*Items listed in a dataset*.
--*--
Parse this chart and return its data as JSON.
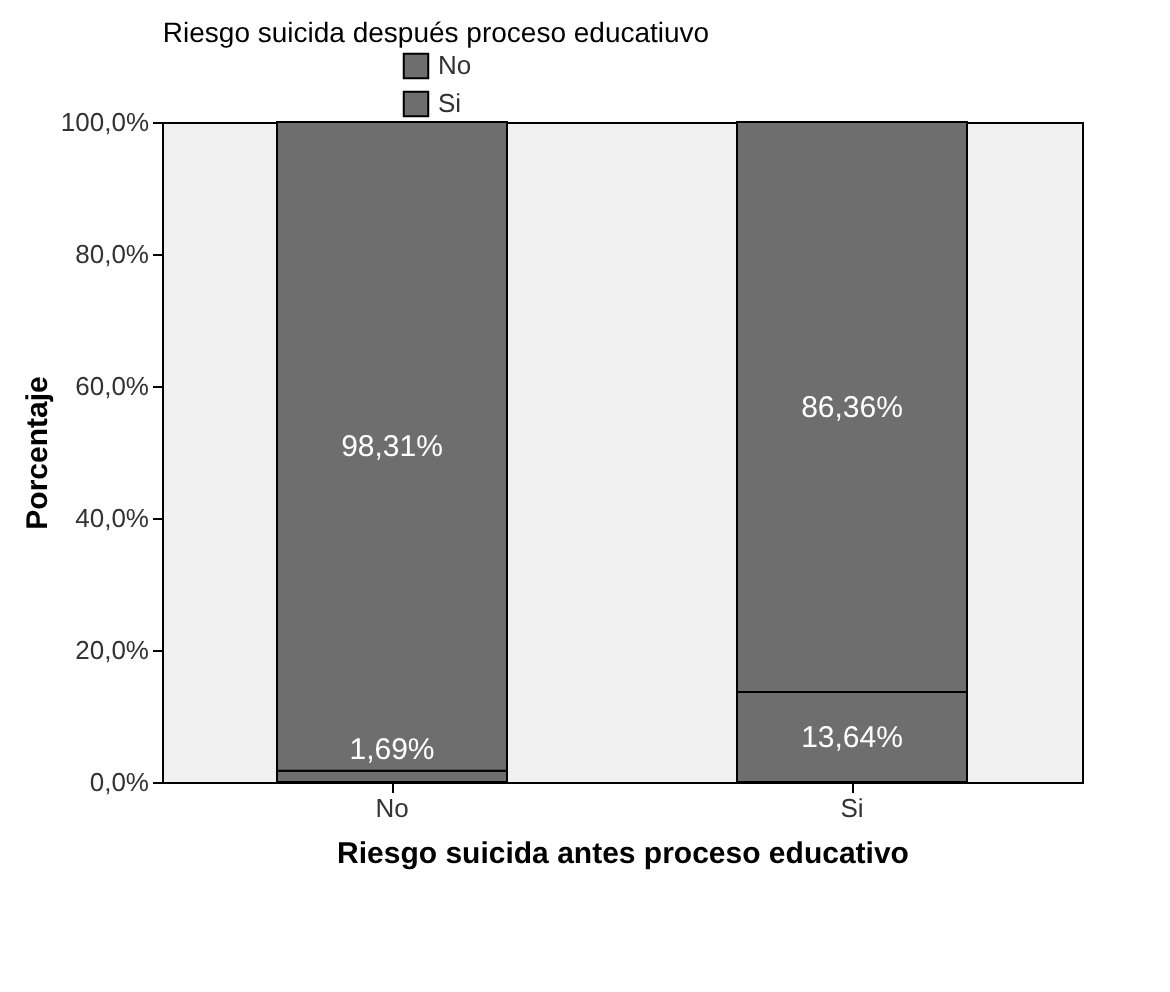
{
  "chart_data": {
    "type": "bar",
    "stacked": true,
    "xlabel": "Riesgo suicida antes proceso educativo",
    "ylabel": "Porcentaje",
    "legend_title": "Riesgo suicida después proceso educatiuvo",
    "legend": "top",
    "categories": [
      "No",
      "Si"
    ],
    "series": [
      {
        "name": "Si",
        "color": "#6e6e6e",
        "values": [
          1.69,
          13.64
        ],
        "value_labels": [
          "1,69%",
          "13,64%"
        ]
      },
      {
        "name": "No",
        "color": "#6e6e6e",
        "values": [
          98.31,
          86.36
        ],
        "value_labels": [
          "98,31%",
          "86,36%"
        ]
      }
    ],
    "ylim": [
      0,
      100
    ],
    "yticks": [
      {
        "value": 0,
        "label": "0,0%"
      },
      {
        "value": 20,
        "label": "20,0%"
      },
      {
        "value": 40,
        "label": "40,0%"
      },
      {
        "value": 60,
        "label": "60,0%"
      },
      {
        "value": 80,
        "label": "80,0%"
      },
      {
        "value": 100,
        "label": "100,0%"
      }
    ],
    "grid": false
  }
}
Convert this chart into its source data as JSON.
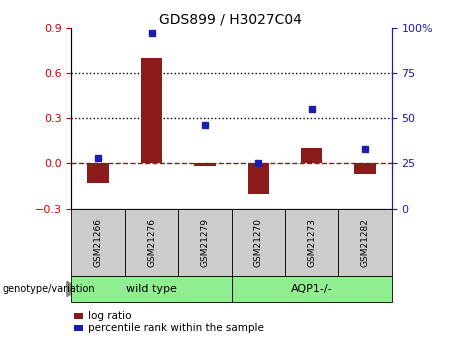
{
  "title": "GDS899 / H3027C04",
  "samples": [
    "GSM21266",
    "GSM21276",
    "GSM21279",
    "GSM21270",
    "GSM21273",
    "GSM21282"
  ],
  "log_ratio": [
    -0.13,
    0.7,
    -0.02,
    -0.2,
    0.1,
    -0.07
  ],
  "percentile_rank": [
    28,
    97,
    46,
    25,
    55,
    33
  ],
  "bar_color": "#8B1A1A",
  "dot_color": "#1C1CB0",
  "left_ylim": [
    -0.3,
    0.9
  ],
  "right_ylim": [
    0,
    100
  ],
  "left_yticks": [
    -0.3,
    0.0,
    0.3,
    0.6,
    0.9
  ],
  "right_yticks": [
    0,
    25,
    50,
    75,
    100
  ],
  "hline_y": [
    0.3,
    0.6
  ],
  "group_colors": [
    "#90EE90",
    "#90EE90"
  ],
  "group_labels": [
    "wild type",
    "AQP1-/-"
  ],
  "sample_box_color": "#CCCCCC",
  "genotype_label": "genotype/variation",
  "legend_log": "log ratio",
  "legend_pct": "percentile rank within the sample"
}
--*--
Copy the records exactly as they appear, excluding images.

Parse this chart and return its data as JSON.
{
  "chart_data": {
    "type": "bar",
    "stacked": true,
    "xlabel": "Riesgo suicida antes proceso educativo",
    "ylabel": "Porcentaje",
    "legend_title": "Riesgo suicida después proceso educatiuvo",
    "legend": "top",
    "categories": [
      "No",
      "Si"
    ],
    "series": [
      {
        "name": "Si",
        "color": "#6e6e6e",
        "values": [
          1.69,
          13.64
        ],
        "value_labels": [
          "1,69%",
          "13,64%"
        ]
      },
      {
        "name": "No",
        "color": "#6e6e6e",
        "values": [
          98.31,
          86.36
        ],
        "value_labels": [
          "98,31%",
          "86,36%"
        ]
      }
    ],
    "ylim": [
      0,
      100
    ],
    "yticks": [
      {
        "value": 0,
        "label": "0,0%"
      },
      {
        "value": 20,
        "label": "20,0%"
      },
      {
        "value": 40,
        "label": "40,0%"
      },
      {
        "value": 60,
        "label": "60,0%"
      },
      {
        "value": 80,
        "label": "80,0%"
      },
      {
        "value": 100,
        "label": "100,0%"
      }
    ],
    "grid": false
  }
}
Convert this chart into its source data as JSON.
{
  "title": "GDS899 / H3027C04",
  "samples": [
    "GSM21266",
    "GSM21276",
    "GSM21279",
    "GSM21270",
    "GSM21273",
    "GSM21282"
  ],
  "log_ratio": [
    -0.13,
    0.7,
    -0.02,
    -0.2,
    0.1,
    -0.07
  ],
  "percentile_rank": [
    28,
    97,
    46,
    25,
    55,
    33
  ],
  "bar_color": "#8B1A1A",
  "dot_color": "#1C1CB0",
  "left_ylim": [
    -0.3,
    0.9
  ],
  "right_ylim": [
    0,
    100
  ],
  "left_yticks": [
    -0.3,
    0.0,
    0.3,
    0.6,
    0.9
  ],
  "right_yticks": [
    0,
    25,
    50,
    75,
    100
  ],
  "hline_y": [
    0.3,
    0.6
  ],
  "group_colors": [
    "#90EE90",
    "#90EE90"
  ],
  "group_labels": [
    "wild type",
    "AQP1-/-"
  ],
  "sample_box_color": "#CCCCCC",
  "genotype_label": "genotype/variation",
  "legend_log": "log ratio",
  "legend_pct": "percentile rank within the sample"
}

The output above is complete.